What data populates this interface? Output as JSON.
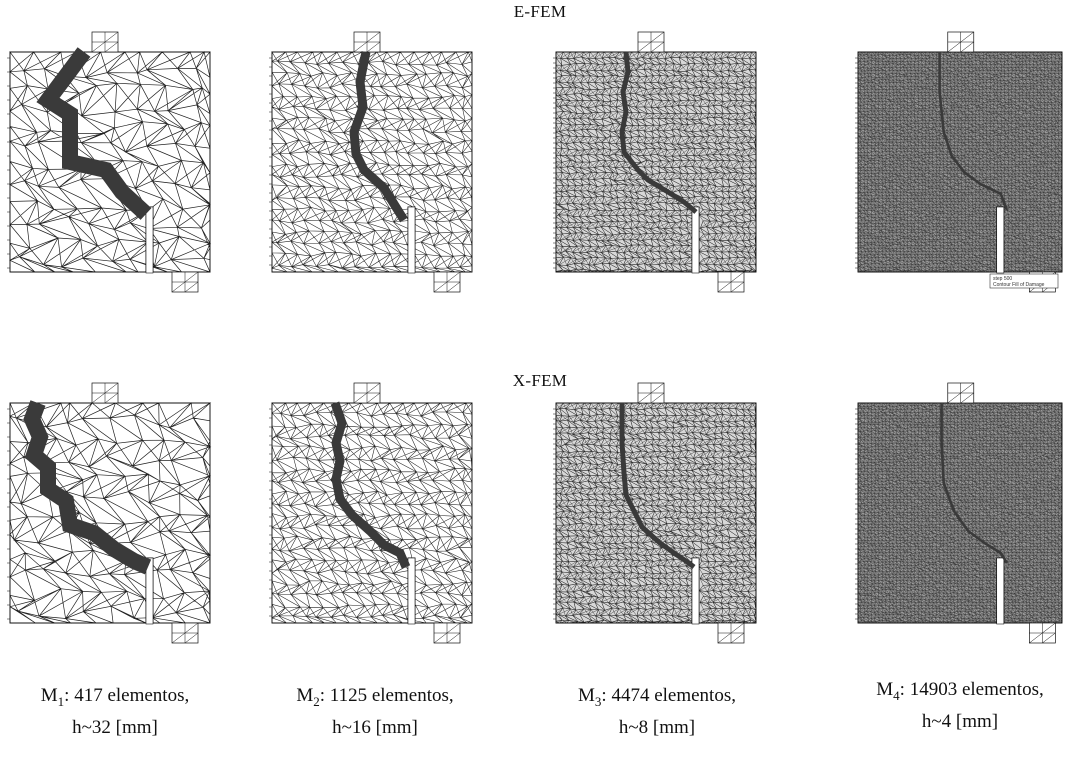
{
  "rows": [
    {
      "id": "efem",
      "title": "E-FEM"
    },
    {
      "id": "xfem",
      "title": "X-FEM"
    }
  ],
  "meshes": [
    {
      "id": "m1",
      "model": "M",
      "index": "1",
      "elements_text": ": 417 elementos,",
      "h_text": "h~32 [mm]",
      "elements": 417,
      "h_mm": 32
    },
    {
      "id": "m2",
      "model": "M",
      "index": "2",
      "elements_text": ": 1125 elementos,",
      "h_text": "h~16 [mm]",
      "elements": 1125,
      "h_mm": 16
    },
    {
      "id": "m3",
      "model": "M",
      "index": "3",
      "elements_text": ": 4474 elementos,",
      "h_text": "h~8 [mm]",
      "elements": 4474,
      "h_mm": 8
    },
    {
      "id": "m4",
      "model": "M",
      "index": "4",
      "elements_text": ": 14903 elementos,",
      "h_text": "h~4 [mm]",
      "elements": 14903,
      "h_mm": 4
    }
  ],
  "legend_box": {
    "line1": "step 500",
    "line2": "Contour Fill of Damage"
  }
}
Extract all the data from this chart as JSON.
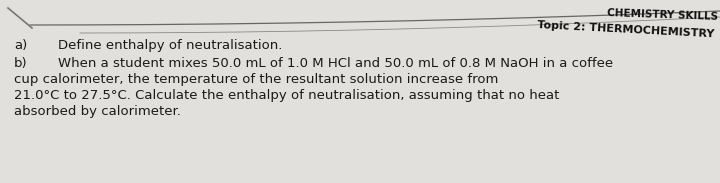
{
  "bg_color": "#d8d6d2",
  "text_area_color": "#e8e6e2",
  "header_line1": "CHEMISTRY SKILLS",
  "header_line2": "Topic 2: THERMOCHEMISTRY",
  "label_a": "a)",
  "label_b": "b)",
  "text_a": "Define enthalpy of neutralisation.",
  "text_b_line1": "When a student mixes 50.0 mL of 1.0 M HCl and 50.0 mL of 0.8 M NaOH in a coffee",
  "text_b_line2": "cup calorimeter, the temperature of the resultant solution increase from",
  "text_b_line3": "21.0°C to 27.5°C. Calculate the enthalpy of neutralisation, assuming that no heat",
  "text_b_line4": "absorbed by calorimeter.",
  "font_color": "#1a1a1a",
  "header_color": "#111111",
  "font_size_body": 9.5,
  "font_size_header": 7.5
}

==*==

◆ **Your objective**
Return each line that includes "from".

◆ **Solution for this task**
Extract all the data from this chart as JSON.
  "text_b_line2": "cup calorimeter, the temperature of the resultant solution increase from",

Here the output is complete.